Prompt> Find every line of the listing below where "개인전도의" appears, and copy it.

— START OF Listing —

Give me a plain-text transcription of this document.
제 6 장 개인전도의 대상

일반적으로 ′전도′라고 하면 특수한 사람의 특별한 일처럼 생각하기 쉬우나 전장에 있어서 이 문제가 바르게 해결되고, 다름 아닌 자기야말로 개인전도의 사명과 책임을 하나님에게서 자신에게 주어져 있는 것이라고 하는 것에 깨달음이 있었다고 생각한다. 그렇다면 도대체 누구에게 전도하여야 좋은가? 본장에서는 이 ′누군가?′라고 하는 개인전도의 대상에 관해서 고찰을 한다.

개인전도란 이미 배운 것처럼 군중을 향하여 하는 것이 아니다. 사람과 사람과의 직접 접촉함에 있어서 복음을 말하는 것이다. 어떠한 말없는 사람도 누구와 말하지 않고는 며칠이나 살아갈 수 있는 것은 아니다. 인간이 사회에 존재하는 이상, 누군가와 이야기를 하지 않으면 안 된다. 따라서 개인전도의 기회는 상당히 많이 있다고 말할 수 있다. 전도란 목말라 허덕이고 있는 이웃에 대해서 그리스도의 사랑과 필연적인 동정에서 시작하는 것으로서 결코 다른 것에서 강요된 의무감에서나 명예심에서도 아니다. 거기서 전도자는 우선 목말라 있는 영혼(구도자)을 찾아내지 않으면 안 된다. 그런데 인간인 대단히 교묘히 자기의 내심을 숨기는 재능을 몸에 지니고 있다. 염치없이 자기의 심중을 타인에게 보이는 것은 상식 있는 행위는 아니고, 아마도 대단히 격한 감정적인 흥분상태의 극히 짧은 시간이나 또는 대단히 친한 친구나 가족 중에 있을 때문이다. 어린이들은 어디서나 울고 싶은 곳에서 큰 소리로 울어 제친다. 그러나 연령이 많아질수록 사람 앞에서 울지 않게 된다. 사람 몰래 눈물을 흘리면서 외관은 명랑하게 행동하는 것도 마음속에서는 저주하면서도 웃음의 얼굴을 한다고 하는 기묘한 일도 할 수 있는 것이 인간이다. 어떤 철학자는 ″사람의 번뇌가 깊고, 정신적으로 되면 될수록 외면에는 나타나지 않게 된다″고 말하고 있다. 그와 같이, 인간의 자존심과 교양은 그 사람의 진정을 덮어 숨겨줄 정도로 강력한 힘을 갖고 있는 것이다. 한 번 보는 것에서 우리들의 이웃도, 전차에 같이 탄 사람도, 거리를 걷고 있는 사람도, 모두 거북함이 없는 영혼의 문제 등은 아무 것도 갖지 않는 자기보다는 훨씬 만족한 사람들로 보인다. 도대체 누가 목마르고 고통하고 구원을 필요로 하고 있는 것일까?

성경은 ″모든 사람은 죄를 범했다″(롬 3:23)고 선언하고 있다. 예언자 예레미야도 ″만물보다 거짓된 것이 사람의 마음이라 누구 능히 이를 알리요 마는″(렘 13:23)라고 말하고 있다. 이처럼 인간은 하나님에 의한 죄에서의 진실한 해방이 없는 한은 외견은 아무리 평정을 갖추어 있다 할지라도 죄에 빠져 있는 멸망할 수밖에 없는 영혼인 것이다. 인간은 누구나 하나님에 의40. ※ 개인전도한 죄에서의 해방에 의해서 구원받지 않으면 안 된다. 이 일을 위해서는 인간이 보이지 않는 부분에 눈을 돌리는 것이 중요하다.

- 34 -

— END OF Listing —

Task response>
제 6 장 개인전도의 대상
일반적으로 ′전도′라고 하면 특수한 사람의 특별한 일처럼 생각하기 쉬우나 전장에 있어서 이 문제가 바르게 해결되고, 다름 아닌 자기야말로 개인전도의 사명과 책임을 하나님에게서 자신에게 주어져 있는 것이라고 하는 것에 깨달음이 있었다고 생각한다. 그렇다면 도대체 누구에게 전도하여야 좋은가? 본장에서는 이 ′누군가?′라고 하는 개인전도의 대상에 관해서 고찰을 한다.
개인전도란 이미 배운 것처럼 군중을 향하여 하는 것이 아니다. 사람과 사람과의 직접 접촉함에 있어서 복음을 말하는 것이다. 어떠한 말없는 사람도 누구와 말하지 않고는 며칠이나 살아갈 수 있는 것은 아니다. 인간이 사회에 존재하는 이상, 누군가와 이야기를 하지 않으면 안 된다. 따라서 개인전도의 기회는 상당히 많이 있다고 말할 수 있다. 전도란 목말라 허덕이고 있는 이웃에 대해서 그리스도의 사랑과 필연적인 동정에서 시작하는 것으로서 결코 다른 것에서 강요된 의무감에서나 명예심에서도 아니다. 거기서 전도자는 우선 목말라 있는 영혼(구도자)을 찾아내지 않으면 안 된다. 그런데 인간인 대단히 교묘히 자기의 내심을 숨기는 재능을 몸에 지니고 있다. 염치없이 자기의 심중을 타인에게 보이는 것은 상식 있는 행위는 아니고, 아마도 대단히 격한 감정적인 흥분상태의 극히 짧은 시간이나 또는 대단히 친한 친구나 가족 중에 있을 때문이다. 어린이들은 어디서나 울고 싶은 곳에서 큰 소리로 울어 제친다. 그러나 연령이 많아질수록 사람 앞에서 울지 않게 된다. 사람 몰래 눈물을 흘리면서 외관은 명랑하게 행동하는 것도 마음속에서는 저주하면서도 웃음의 얼굴을 한다고 하는 기묘한 일도 할 수 있는 것이 인간이다. 어떤 철학자는 ″사람의 번뇌가 깊고, 정신적으로 되면 될수록 외면에는 나타나지 않게 된다″고 말하고 있다. 그와 같이, 인간의 자존심과 교양은 그 사람의 진정을 덮어 숨겨줄 정도로 강력한 힘을 갖고 있는 것이다. 한 번 보는 것에서 우리들의 이웃도, 전차에 같이 탄 사람도, 거리를 걷고 있는 사람도, 모두 거북함이 없는 영혼의 문제 등은 아무 것도 갖지 않는 자기보다는 훨씬 만족한 사람들로 보인다. 도대체 누가 목마르고 고통하고 구원을 필요로 하고 있는 것일까?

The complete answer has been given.